(TEXT)

Many of the specific points made in the speech were valid, as is a general recognition that the United States is in competition with China.  But the speech, like much of President Donald Trump’s foreign policy, confuses the impulse to confront threats with a theory of the case for how to deal with them. Competition simply isn’t a strategy. And just because Chinese foreign policy demands a competitive response from democracies everywhere does not mean the Trump administration should be — or is even capable of being — the champion that democracy needs.

China under Xi Jinping poses a multifaceted threat to U.S. interests. Pence’s speech did a decent job of outlining the wide scope of that threat. From interfering in the politics of other countries to committing human rights abuses at scale, China exhibits worrying signs that it seeks to re-write the rules in a manner that can plausibly be described as fascist with Chinese characteristics. At the same time, the People’s Liberation Army is positioning itself militarily in Asia such that China can do whatever it will in the Asia-Pacific with the assurance that its military will deter or defeat attempts to counter it. Whether by design or happenstance, China has embarked on a process of making the world less just and less free.

That’s why the Trump administration isn’t wrong to oppose Chinese transgressions against the values of the United States and the international community. This is long overdue. But the Pence speech exhibits a number of problems with the administration’s approach that should prevent us from cheering it on.

First, the Trump administration is celebrating competition with China as if it will reassure liberal democracies abroad that fall within China’s shadow. It won’t. The democratic world doesn’t need or want America to be China’s great power competitor. It needs a champion of justice and a stabilizing force in the world. If that means competing with China then so be it, but it’s not a rallying point or something to be touted.  At this point, proof of competence and impulse control would give far greater confidence to those friends abroad that the United States needs to keep on its side.  But continuing to talk tough about China without advancing a more detailed pitch for how you’ll cope with the threat will only alienate those it needs to reassure.

Second, other than Trump’s highly personalized trade war, the administration’s response to the China challenge has almost entirely been in the military domain. Its most meaningful, non-rhetorical measures have been an expanded defense budget, a military sales package to Taiwan, and more prominent “shows of force” and freedom of navigation operations. Of course, there is a military dimension to the China threat, and the United States can’t afford to allow China to establish regional military dominance. But the military is not the most acute domain of competition right now—political interference in democracies is. Any military competition can and should take place with minimal pomp and circumstance. Maintaining a stable balance of power in the region doesn’t require that you rub your machismo in the world’s face through shows of force and tough speeches. That approach to North Korea last year brought us closer to nuclear war than many realize.

Third, the Trump administration has elected to fight with one hand tied behind its back.  China relies heavily on diplomacy and foreign aid to create favorable relationships and exercise influence abroad. Yet the Trump administration gutted these very tools from the outset. Secretary of State Mike Pompeo claims to preside over the “Department of Swagger,” but has a hollowed-out and underfunded diplomatic apparatus.

(End TEXT)

TASKS TO CARRY OUT:
A - Reproduce the passage of the commentary on Pence's China speech starting at "First, the Trump" and ending at "needs to reassure.".
B - List every person named in the commentary on Pence's China speech.
C - Go on with the commentary on Pence's China speech, picking up after its final sentence.

(DATA EXTRACT)

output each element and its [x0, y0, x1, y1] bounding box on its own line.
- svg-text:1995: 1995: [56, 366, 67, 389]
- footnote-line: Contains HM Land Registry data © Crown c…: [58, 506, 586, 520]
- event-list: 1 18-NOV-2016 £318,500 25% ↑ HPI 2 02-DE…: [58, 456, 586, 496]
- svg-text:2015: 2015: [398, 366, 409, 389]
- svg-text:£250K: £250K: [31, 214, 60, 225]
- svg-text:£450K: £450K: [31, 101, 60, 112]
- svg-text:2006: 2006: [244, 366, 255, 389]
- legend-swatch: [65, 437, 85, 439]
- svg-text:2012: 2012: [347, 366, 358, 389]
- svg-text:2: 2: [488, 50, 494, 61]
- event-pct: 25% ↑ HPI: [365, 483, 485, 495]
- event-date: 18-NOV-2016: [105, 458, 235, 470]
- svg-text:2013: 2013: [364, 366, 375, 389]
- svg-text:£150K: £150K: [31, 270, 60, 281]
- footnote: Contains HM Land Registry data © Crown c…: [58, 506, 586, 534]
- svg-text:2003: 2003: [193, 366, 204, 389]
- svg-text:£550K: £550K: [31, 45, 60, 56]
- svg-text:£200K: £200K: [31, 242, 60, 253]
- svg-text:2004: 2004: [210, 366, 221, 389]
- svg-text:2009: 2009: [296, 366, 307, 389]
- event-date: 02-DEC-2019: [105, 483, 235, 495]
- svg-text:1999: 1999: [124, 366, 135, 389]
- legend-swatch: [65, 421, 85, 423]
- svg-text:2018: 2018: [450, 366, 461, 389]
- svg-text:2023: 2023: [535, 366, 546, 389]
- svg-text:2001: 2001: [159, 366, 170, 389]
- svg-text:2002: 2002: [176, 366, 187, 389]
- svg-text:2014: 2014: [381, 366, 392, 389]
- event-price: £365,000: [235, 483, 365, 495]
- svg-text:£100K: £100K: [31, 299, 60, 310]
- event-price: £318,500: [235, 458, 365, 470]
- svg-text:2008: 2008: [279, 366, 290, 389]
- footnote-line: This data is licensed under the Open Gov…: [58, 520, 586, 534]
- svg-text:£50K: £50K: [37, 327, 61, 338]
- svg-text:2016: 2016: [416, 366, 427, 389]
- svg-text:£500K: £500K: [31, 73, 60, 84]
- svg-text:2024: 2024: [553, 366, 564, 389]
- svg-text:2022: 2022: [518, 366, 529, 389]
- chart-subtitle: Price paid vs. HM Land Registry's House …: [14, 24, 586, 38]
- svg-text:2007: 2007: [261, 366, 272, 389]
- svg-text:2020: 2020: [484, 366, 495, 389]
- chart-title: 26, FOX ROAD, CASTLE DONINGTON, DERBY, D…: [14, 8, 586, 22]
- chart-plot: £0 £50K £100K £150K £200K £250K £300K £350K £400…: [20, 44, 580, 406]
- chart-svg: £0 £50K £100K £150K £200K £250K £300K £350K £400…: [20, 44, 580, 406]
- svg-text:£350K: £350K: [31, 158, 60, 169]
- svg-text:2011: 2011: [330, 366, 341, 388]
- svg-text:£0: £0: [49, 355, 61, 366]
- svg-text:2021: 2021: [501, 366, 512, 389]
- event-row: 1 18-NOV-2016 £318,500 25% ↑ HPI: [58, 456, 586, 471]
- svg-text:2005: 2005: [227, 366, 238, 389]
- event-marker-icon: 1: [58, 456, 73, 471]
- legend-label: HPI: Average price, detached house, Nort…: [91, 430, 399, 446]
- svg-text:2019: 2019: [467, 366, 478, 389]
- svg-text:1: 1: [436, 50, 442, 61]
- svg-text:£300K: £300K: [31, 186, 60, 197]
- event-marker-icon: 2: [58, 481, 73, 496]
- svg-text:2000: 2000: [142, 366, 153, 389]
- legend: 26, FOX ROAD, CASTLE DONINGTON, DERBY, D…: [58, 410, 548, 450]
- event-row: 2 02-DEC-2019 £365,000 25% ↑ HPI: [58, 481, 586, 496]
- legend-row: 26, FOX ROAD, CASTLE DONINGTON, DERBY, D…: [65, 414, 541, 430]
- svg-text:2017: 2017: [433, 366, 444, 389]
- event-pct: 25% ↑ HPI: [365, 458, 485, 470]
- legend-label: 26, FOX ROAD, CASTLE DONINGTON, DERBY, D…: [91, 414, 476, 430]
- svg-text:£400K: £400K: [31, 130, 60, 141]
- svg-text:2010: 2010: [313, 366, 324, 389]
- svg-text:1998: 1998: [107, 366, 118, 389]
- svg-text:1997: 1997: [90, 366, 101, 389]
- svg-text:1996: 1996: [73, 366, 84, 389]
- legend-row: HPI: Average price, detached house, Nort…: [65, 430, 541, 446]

(End DATA EXTRACT)

EXPECTED RESULTS:
A -
First, the Trump administration is celebrating competition with China as if it will reassure liberal democracies abroad that fall within China’s shadow. It won’t. The democratic world doesn’t need or want America to be China’s great power competitor. It needs a champion of justice and a stabilizing force in the world. If that means competing with China then so be it, but it’s not a rallying point or something to be touted.  At this point, proof of competence and impulse control would give far greater confidence to those friends abroad that the United States needs to keep on its side.  But continuing to talk tough about China without advancing a more detailed pitch for how you’ll cope with the threat will only alienate those it needs to reassure.

B - Donald Trump, Xi Jinping, Pence, Mike Pompeo

C -
Fourth, underscoring all of the above, pursuing competition with China only makes sense if you have measures of success in mind and a theory of the case for how to hit those marks.  International rivalries sometimes lead states to do stupid things — misperceiving the interests at stake, making bets that have very low odds of paying off, and taking risks that outweigh rewards. Having a theory in mind that connects ends and means is crucial for mitigating these tendencies. But competition as a rallying cry fails to articulate what those ends and means are.  Competition just means opposition, thinking in terms of relative gains. How does a zero-sum outlook get the United States closer to realizing a “free and open Indo-Pacific?” It doesn’t, at least not on its own.  Worse, the administration appears to be justifying a military challenge to China in nonsensical ways, like mounting a meaningful campaign resisting China’s claims in the South China Sea only after allowing it to establish a fully militarized position there.

The United States needs to maintain a balance of power in Asia that prevents China from exerting de facto dominance. It needs to prevent U.S. technology firms from collaborating with China to create a more Orwellian world. And it needs to stop China from leveraging its economic largesse to corrupt the politics of democracies everywhere.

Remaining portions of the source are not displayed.